- _Exercise prompt_: Repeat, without any change, the entries presented below.

::::

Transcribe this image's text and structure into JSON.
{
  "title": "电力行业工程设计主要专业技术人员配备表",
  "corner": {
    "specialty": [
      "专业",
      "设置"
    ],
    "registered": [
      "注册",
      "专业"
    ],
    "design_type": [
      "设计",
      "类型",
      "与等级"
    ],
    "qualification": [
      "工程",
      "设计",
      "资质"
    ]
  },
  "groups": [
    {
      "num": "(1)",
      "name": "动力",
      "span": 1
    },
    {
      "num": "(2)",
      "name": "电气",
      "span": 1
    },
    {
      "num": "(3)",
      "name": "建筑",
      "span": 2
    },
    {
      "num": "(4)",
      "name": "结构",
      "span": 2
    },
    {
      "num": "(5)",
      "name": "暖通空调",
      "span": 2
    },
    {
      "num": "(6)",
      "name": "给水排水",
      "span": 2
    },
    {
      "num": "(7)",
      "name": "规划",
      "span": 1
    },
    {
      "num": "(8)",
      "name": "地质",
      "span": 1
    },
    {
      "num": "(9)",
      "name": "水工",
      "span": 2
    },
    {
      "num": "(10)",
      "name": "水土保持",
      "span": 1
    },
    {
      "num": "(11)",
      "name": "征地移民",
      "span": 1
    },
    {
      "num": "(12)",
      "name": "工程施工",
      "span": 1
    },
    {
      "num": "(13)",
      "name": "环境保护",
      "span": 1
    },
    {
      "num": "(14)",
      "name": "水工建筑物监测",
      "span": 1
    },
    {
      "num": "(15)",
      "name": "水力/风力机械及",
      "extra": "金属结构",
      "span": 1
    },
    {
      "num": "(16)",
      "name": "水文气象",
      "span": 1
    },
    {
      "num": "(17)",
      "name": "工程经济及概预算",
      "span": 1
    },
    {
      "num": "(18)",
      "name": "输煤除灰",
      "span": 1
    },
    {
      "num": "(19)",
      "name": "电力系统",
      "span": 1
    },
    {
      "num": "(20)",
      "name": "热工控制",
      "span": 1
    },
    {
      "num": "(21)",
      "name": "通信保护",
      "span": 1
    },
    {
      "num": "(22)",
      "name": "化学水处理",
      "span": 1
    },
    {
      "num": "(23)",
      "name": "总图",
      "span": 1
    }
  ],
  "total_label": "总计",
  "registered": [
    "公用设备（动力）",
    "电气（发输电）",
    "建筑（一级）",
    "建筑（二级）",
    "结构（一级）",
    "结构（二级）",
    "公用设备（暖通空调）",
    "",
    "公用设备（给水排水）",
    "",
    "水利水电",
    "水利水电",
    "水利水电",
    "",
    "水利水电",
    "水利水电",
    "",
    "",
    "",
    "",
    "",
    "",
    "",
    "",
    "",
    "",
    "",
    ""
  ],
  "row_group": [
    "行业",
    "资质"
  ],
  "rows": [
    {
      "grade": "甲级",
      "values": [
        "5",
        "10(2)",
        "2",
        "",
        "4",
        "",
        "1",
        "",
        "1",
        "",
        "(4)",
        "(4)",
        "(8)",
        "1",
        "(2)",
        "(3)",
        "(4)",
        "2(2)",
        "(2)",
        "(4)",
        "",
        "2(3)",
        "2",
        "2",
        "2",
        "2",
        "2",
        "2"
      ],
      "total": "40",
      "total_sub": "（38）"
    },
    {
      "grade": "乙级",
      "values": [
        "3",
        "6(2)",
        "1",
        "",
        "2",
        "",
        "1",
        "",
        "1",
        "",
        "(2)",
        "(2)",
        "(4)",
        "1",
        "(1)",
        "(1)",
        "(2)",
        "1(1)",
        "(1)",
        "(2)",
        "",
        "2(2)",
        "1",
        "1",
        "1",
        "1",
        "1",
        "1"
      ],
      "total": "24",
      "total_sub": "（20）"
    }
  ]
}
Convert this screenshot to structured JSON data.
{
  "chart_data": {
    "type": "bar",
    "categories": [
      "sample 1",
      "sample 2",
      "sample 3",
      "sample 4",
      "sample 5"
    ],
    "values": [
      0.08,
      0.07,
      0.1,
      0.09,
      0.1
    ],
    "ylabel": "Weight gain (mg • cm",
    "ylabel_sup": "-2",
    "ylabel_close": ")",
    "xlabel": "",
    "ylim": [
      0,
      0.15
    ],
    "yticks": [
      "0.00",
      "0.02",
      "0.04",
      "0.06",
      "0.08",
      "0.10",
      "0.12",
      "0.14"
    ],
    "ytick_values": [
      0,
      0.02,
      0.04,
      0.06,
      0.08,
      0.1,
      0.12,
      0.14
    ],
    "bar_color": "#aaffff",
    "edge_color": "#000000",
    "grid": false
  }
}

::::

- _Exercise result_:
Transcribe this image's text and structure into JSON.
{
  "title": "电力行业工程设计主要专业技术人员配备表",
  "corner": {
    "specialty": [
      "专业",
      "设置"
    ],
    "registered": [
      "注册",
      "专业"
    ],
    "design_type": [
      "设计",
      "类型",
      "与等级"
    ],
    "qualification": [
      "工程",
      "设计",
      "资质"
    ]
  },
  "groups": [
    {
      "num": "(1)",
      "name": "动力",
      "span": 1
    },
    {
      "num": "(2)",
      "name": "电气",
      "span": 1
    },
    {
      "num": "(3)",
      "name": "建筑",
      "span": 2
    },
    {
      "num": "(4)",
      "name": "结构",
      "span": 2
    },
    {
      "num": "(5)",
      "name": "暖通空调",
      "span": 2
    },
    {
      "num": "(6)",
      "name": "给水排水",
      "span": 2
    },
    {
      "num": "(7)",
      "name": "规划",
      "span": 1
    },
    {
      "num": "(8)",
      "name": "地质",
      "span": 1
    },
    {
      "num": "(9)",
      "name": "水工",
      "span": 2
    },
    {
      "num": "(10)",
      "name": "水土保持",
      "span": 1
    },
    {
      "num": "(11)",
      "name": "征地移民",
      "span": 1
    },
    {
      "num": "(12)",
      "name": "工程施工",
      "span": 1
    },
    {
      "num": "(13)",
      "name": "环境保护",
      "span": 1
    },
    {
      "num": "(14)",
      "name": "水工建筑物监测",
      "span": 1
    },
    {
      "num": "(15)",
      "name": "水力/风力机械及",
      "extra": "金属结构",
      "span": 1
    },
    {
      "num": "(16)",
      "name": "水文气象",
      "span": 1
    },
    {
      "num": "(17)",
      "name": "工程经济及概预算",
      "span": 1
    },
    {
      "num": "(18)",
      "name": "输煤除灰",
      "span": 1
    },
    {
      "num": "(19)",
      "name": "电力系统",
      "span": 1
    },
    {
      "num": "(20)",
      "name": "热工控制",
      "span": 1
    },
    {
      "num": "(21)",
      "name": "通信保护",
      "span": 1
    },
    {
      "num": "(22)",
      "name": "化学水处理",
      "span": 1
    },
    {
      "num": "(23)",
      "name": "总图",
      "span": 1
    }
  ],
  "total_label": "总计",
  "registered": [
    "公用设备（动力）",
    "电气（发输电）",
    "建筑（一级）",
    "建筑（二级）",
    "结构（一级）",
    "结构（二级）",
    "公用设备（暖通空调）",
    "",
    "公用设备（给水排水）",
    "",
    "水利水电",
    "水利水电",
    "水利水电",
    "",
    "水利水电",
    "水利水电",
    "",
    "",
    "",
    "",
    "",
    "",
    "",
    "",
    "",
    "",
    "",
    ""
  ],
  "row_group": [
    "行业",
    "资质"
  ],
  "rows": [
    {
      "grade": "甲级",
      "values": [
        "5",
        "10(2)",
        "2",
        "",
        "4",
        "",
        "1",
        "",
        "1",
        "",
        "(4)",
        "(4)",
        "(8)",
        "1",
        "(2)",
        "(3)",
        "(4)",
        "2(2)",
        "(2)",
        "(4)",
        "",
        "2(3)",
        "2",
        "2",
        "2",
        "2",
        "2",
        "2"
      ],
      "total": "40",
      "total_sub": "（38）"
    },
    {
      "grade": "乙级",
      "values": [
        "3",
        "6(2)",
        "1",
        "",
        "2",
        "",
        "1",
        "",
        "1",
        "",
        "(2)",
        "(2)",
        "(4)",
        "1",
        "(1)",
        "(1)",
        "(2)",
        "1(1)",
        "(1)",
        "(2)",
        "",
        "2(2)",
        "1",
        "1",
        "1",
        "1",
        "1",
        "1"
      ],
      "total": "24",
      "total_sub": "（20）"
    }
  ]
}
Convert this screenshot to structured JSON data.
{
  "chart_data": {
    "type": "bar",
    "categories": [
      "sample 1",
      "sample 2",
      "sample 3",
      "sample 4",
      "sample 5"
    ],
    "values": [
      0.08,
      0.07,
      0.1,
      0.09,
      0.1
    ],
    "ylabel": "Weight gain (mg • cm",
    "ylabel_sup": "-2",
    "ylabel_close": ")",
    "xlabel": "",
    "ylim": [
      0,
      0.15
    ],
    "yticks": [
      "0.00",
      "0.02",
      "0.04",
      "0.06",
      "0.08",
      "0.10",
      "0.12",
      "0.14"
    ],
    "ytick_values": [
      0,
      0.02,
      0.04,
      0.06,
      0.08,
      0.1,
      0.12,
      0.14
    ],
    "bar_color": "#aaffff",
    "edge_color": "#000000",
    "grid": false
  }
}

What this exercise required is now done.